[Chart and figure data]
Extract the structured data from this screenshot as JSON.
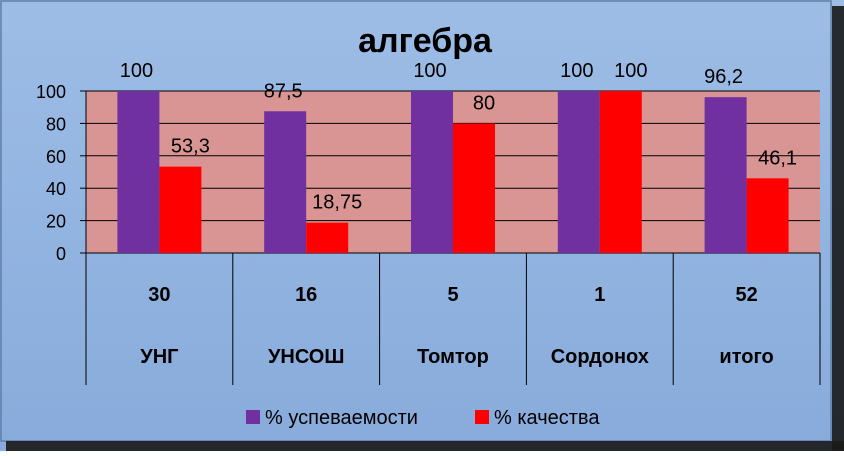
{
  "chart_data": {
    "type": "bar",
    "title": "алгебра",
    "ylim": [
      0,
      100
    ],
    "yticks": [
      0,
      20,
      40,
      60,
      80,
      100
    ],
    "categories": [
      "УНГ",
      "УНСОШ",
      "Томтор",
      "Сордонох",
      "итого"
    ],
    "counts": [
      "30",
      "16",
      "5",
      "1",
      "52"
    ],
    "series": [
      {
        "name": "% успеваемости",
        "color": "#7030A0",
        "values": [
          100,
          87.5,
          100,
          100,
          96.2
        ],
        "labels": [
          "100",
          "87,5",
          "100",
          "100",
          "96,2"
        ]
      },
      {
        "name": "% качества",
        "color": "#FF0000",
        "values": [
          53.3,
          18.75,
          80,
          100,
          46.1
        ],
        "labels": [
          "53,3",
          "18,75",
          "80",
          "100",
          "46,1"
        ]
      }
    ],
    "legend_position": "bottom",
    "plot_background": "#D99594",
    "chart_background": "#8EB4E3"
  }
}
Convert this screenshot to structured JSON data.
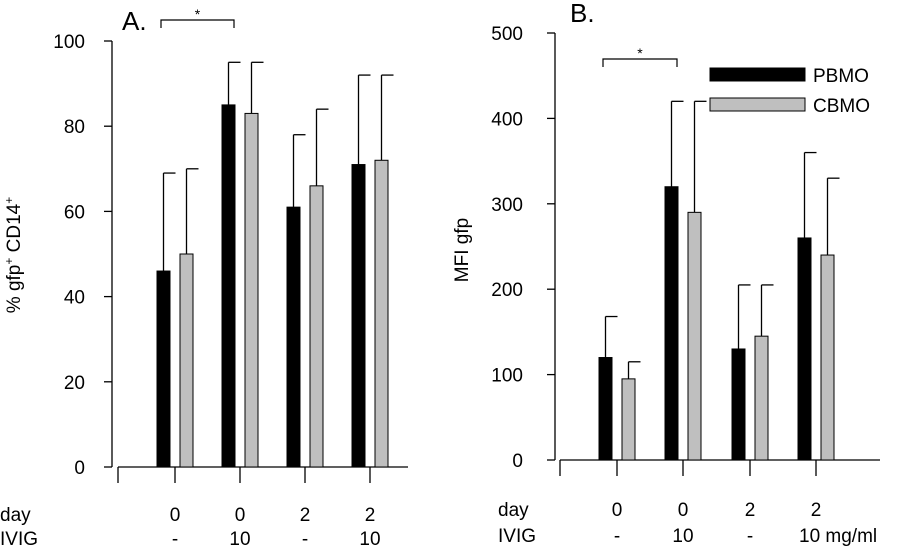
{
  "colors": {
    "series1": "#000000",
    "series2": "#bfbfbf",
    "axis": "#000000"
  },
  "chart_data": [
    {
      "type": "bar",
      "panel_label": "A.",
      "ylabel": "% gfp",
      "ylabel_sup1": "+",
      "ylabel_mid": " CD14",
      "ylabel_sup2": "+",
      "ylim": [
        0,
        100
      ],
      "yticks": [
        "0",
        "20",
        "40",
        "60",
        "80",
        "100"
      ],
      "categories": [
        "day 0 / IVIG -",
        "day 0 / IVIG 10",
        "day 2 / IVIG -",
        "day 2 / IVIG 10"
      ],
      "row_labels": [
        "day",
        "IVIG"
      ],
      "row1": [
        "0",
        "0",
        "2",
        "2"
      ],
      "row2": [
        "-",
        "10",
        "-",
        "10"
      ],
      "series": [
        {
          "values": [
            46,
            85,
            61,
            71
          ],
          "errors": [
            23,
            10,
            17,
            21
          ]
        },
        {
          "values": [
            50,
            83,
            66,
            72
          ],
          "errors": [
            20,
            12,
            18,
            20
          ]
        }
      ],
      "significance": {
        "from": 0,
        "to": 1,
        "label": "*"
      }
    },
    {
      "type": "bar",
      "panel_label": "B.",
      "ylabel": "MFI gfp",
      "ylim": [
        0,
        500
      ],
      "yticks": [
        "0",
        "100",
        "200",
        "300",
        "400",
        "500"
      ],
      "categories": [
        "day 0 / IVIG -",
        "day 0 / IVIG 10",
        "day 2 / IVIG -",
        "day 2 / IVIG 10 mg/ml"
      ],
      "row_labels": [
        "day",
        "IVIG"
      ],
      "row1": [
        "0",
        "0",
        "2",
        "2"
      ],
      "row2": [
        "-",
        "10",
        "-",
        "10 mg/ml"
      ],
      "legend": [
        "PBMO",
        "CBMO"
      ],
      "legend_position": "top-right",
      "series": [
        {
          "name": "PBMO",
          "values": [
            120,
            320,
            130,
            260
          ],
          "errors": [
            48,
            100,
            75,
            100
          ]
        },
        {
          "name": "CBMO",
          "values": [
            95,
            290,
            145,
            240
          ],
          "errors": [
            20,
            130,
            60,
            90
          ]
        }
      ],
      "significance": {
        "from": 0,
        "to": 1,
        "label": "*"
      }
    }
  ]
}
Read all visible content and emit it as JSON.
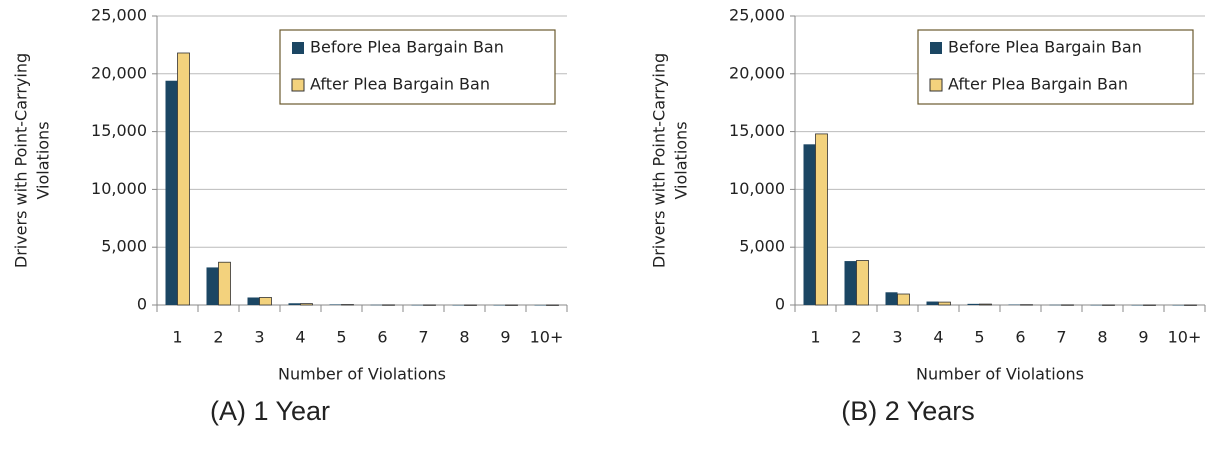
{
  "chart_data": [
    {
      "type": "bar",
      "caption": "(A) 1 Year",
      "ylabel": [
        "Drivers with Point-Carrying",
        "Violations"
      ],
      "xlabel": "Number of Violations",
      "categories": [
        "1",
        "2",
        "3",
        "4",
        "5",
        "6",
        "7",
        "8",
        "9",
        "10+"
      ],
      "series": [
        {
          "name": "Before Plea Bargain Ban",
          "color": "#1b4663",
          "values": [
            19400,
            3250,
            650,
            150,
            50,
            20,
            10,
            5,
            5,
            5
          ]
        },
        {
          "name": "After Plea Bargain Ban",
          "color": "#f3d27d",
          "values": [
            21800,
            3700,
            650,
            120,
            40,
            15,
            10,
            5,
            5,
            5
          ]
        }
      ],
      "ylim": [
        0,
        25000
      ],
      "yticks": [
        0,
        {
          "value": 5000,
          "label": "5,000"
        },
        {
          "value": 10000,
          "label": "10,000"
        },
        {
          "value": 15000,
          "label": "15,000"
        },
        {
          "value": 20000,
          "label": "20,000"
        },
        {
          "value": 25000,
          "label": "25,000"
        }
      ],
      "grid": true,
      "legend": "top-right"
    },
    {
      "type": "bar",
      "caption": "(B) 2 Years",
      "ylabel": [
        "Drivers with Point-Carrying",
        "Violations"
      ],
      "xlabel": "Number of Violations",
      "categories": [
        "1",
        "2",
        "3",
        "4",
        "5",
        "6",
        "7",
        "8",
        "9",
        "10+"
      ],
      "series": [
        {
          "name": "Before Plea Bargain Ban",
          "color": "#1b4663",
          "values": [
            13900,
            3800,
            1100,
            300,
            100,
            40,
            20,
            10,
            5,
            5
          ]
        },
        {
          "name": "After Plea Bargain Ban",
          "color": "#f3d27d",
          "values": [
            14800,
            3850,
            950,
            250,
            80,
            30,
            15,
            8,
            5,
            5
          ]
        }
      ],
      "ylim": [
        0,
        25000
      ],
      "yticks": [
        0,
        {
          "value": 5000,
          "label": "5,000"
        },
        {
          "value": 10000,
          "label": "10,000"
        },
        {
          "value": 15000,
          "label": "15,000"
        },
        {
          "value": 20000,
          "label": "20,000"
        },
        {
          "value": 25000,
          "label": "25,000"
        }
      ],
      "grid": true,
      "legend": "top-right"
    }
  ]
}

WHAT TO DO
Reproduce every record above exactly, omitting the pictures.

EXERCISE ANSWER
Extract the structured data from this screenshot as JSON.
{
  "chart_data": {
    "type": "bar",
    "title": "алгебра",
    "ylim": [
      0,
      100
    ],
    "yticks": [
      0,
      20,
      40,
      60,
      80,
      100
    ],
    "categories": [
      "УНГ",
      "УНСОШ",
      "Томтор",
      "Сордонох",
      "итого"
    ],
    "counts": [
      "30",
      "16",
      "5",
      "1",
      "52"
    ],
    "series": [
      {
        "name": "% успеваемости",
        "color": "#7030A0",
        "values": [
          100,
          87.5,
          100,
          100,
          96.2
        ],
        "labels": [
          "100",
          "87,5",
          "100",
          "100",
          "96,2"
        ]
      },
      {
        "name": "% качества",
        "color": "#FF0000",
        "values": [
          53.3,
          18.75,
          80,
          100,
          46.1
        ],
        "labels": [
          "53,3",
          "18,75",
          "80",
          "100",
          "46,1"
        ]
      }
    ],
    "legend_position": "bottom",
    "plot_background": "#D99594",
    "chart_background": "#8EB4E3"
  }
}
Convert this screenshot to structured JSON data.
{
  "colors": {
    "series1": "#000000",
    "series2": "#bfbfbf",
    "axis": "#000000"
  },
  "chart_data": [
    {
      "type": "bar",
      "panel_label": "A.",
      "ylabel": "% gfp",
      "ylabel_sup1": "+",
      "ylabel_mid": " CD14",
      "ylabel_sup2": "+",
      "ylim": [
        0,
        100
      ],
      "yticks": [
        "0",
        "20",
        "40",
        "60",
        "80",
        "100"
      ],
      "categories": [
        "day 0 / IVIG -",
        "day 0 / IVIG 10",
        "day 2 / IVIG -",
        "day 2 / IVIG 10"
      ],
      "row_labels": [
        "day",
        "IVIG"
      ],
      "row1": [
        "0",
        "0",
        "2",
        "2"
      ],
      "row2": [
        "-",
        "10",
        "-",
        "10"
      ],
      "series": [
        {
          "values": [
            46,
            85,
            61,
            71
          ],
          "errors": [
            23,
            10,
            17,
            21
          ]
        },
        {
          "values": [
            50,
            83,
            66,
            72
          ],
          "errors": [
            20,
            12,
            18,
            20
          ]
        }
      ],
      "significance": {
        "from": 0,
        "to": 1,
        "label": "*"
      }
    },
    {
      "type": "bar",
      "panel_label": "B.",
      "ylabel": "MFI gfp",
      "ylim": [
        0,
        500
      ],
      "yticks": [
        "0",
        "100",
        "200",
        "300",
        "400",
        "500"
      ],
      "categories": [
        "day 0 / IVIG -",
        "day 0 / IVIG 10",
        "day 2 / IVIG -",
        "day 2 / IVIG 10 mg/ml"
      ],
      "row_labels": [
        "day",
        "IVIG"
      ],
      "row1": [
        "0",
        "0",
        "2",
        "2"
      ],
      "row2": [
        "-",
        "10",
        "-",
        "10 mg/ml"
      ],
      "legend": [
        "PBMO",
        "CBMO"
      ],
      "legend_position": "top-right",
      "series": [
        {
          "name": "PBMO",
          "values": [
            120,
            320,
            130,
            260
          ],
          "errors": [
            48,
            100,
            75,
            100
          ]
        },
        {
          "name": "CBMO",
          "values": [
            95,
            290,
            145,
            240
          ],
          "errors": [
            20,
            130,
            60,
            90
          ]
        }
      ],
      "significance": {
        "from": 0,
        "to": 1,
        "label": "*"
      }
    }
  ]
}
Read all visible content and emit it as JSON.
{
  "chart_data": [
    {
      "type": "bar",
      "caption": "(A) 1 Year",
      "ylabel": [
        "Drivers with Point-Carrying",
        "Violations"
      ],
      "xlabel": "Number of Violations",
      "categories": [
        "1",
        "2",
        "3",
        "4",
        "5",
        "6",
        "7",
        "8",
        "9",
        "10+"
      ],
      "series": [
        {
          "name": "Before Plea Bargain Ban",
          "color": "#1b4663",
          "values": [
            19400,
            3250,
            650,
            150,
            50,
            20,
            10,
            5,
            5,
            5
          ]
        },
        {
          "name": "After Plea Bargain Ban",
          "color": "#f3d27d",
          "values": [
            21800,
            3700,
            650,
            120,
            40,
            15,
            10,
            5,
            5,
            5
          ]
        }
      ],
      "ylim": [
        0,
        25000
      ],
      "yticks": [
        0,
        {
          "value": 5000,
          "label": "5,000"
        },
        {
          "value": 10000,
          "label": "10,000"
        },
        {
          "value": 15000,
          "label": "15,000"
        },
        {
          "value": 20000,
          "label": "20,000"
        },
        {
          "value": 25000,
          "label": "25,000"
        }
      ],
      "grid": true,
      "legend": "top-right"
    },
    {
      "type": "bar",
      "caption": "(B) 2 Years",
      "ylabel": [
        "Drivers with Point-Carrying",
        "Violations"
      ],
      "xlabel": "Number of Violations",
      "categories": [
        "1",
        "2",
        "3",
        "4",
        "5",
        "6",
        "7",
        "8",
        "9",
        "10+"
      ],
      "series": [
        {
          "name": "Before Plea Bargain Ban",
          "color": "#1b4663",
          "values": [
            13900,
            3800,
            1100,
            300,
            100,
            40,
            20,
            10,
            5,
            5
          ]
        },
        {
          "name": "After Plea Bargain Ban",
          "color": "#f3d27d",
          "values": [
            14800,
            3850,
            950,
            250,
            80,
            30,
            15,
            8,
            5,
            5
          ]
        }
      ],
      "ylim": [
        0,
        25000
      ],
      "yticks": [
        0,
        {
          "value": 5000,
          "label": "5,000"
        },
        {
          "value": 10000,
          "label": "10,000"
        },
        {
          "value": 15000,
          "label": "15,000"
        },
        {
          "value": 20000,
          "label": "20,000"
        },
        {
          "value": 25000,
          "label": "25,000"
        }
      ],
      "grid": true,
      "legend": "top-right"
    }
  ]
}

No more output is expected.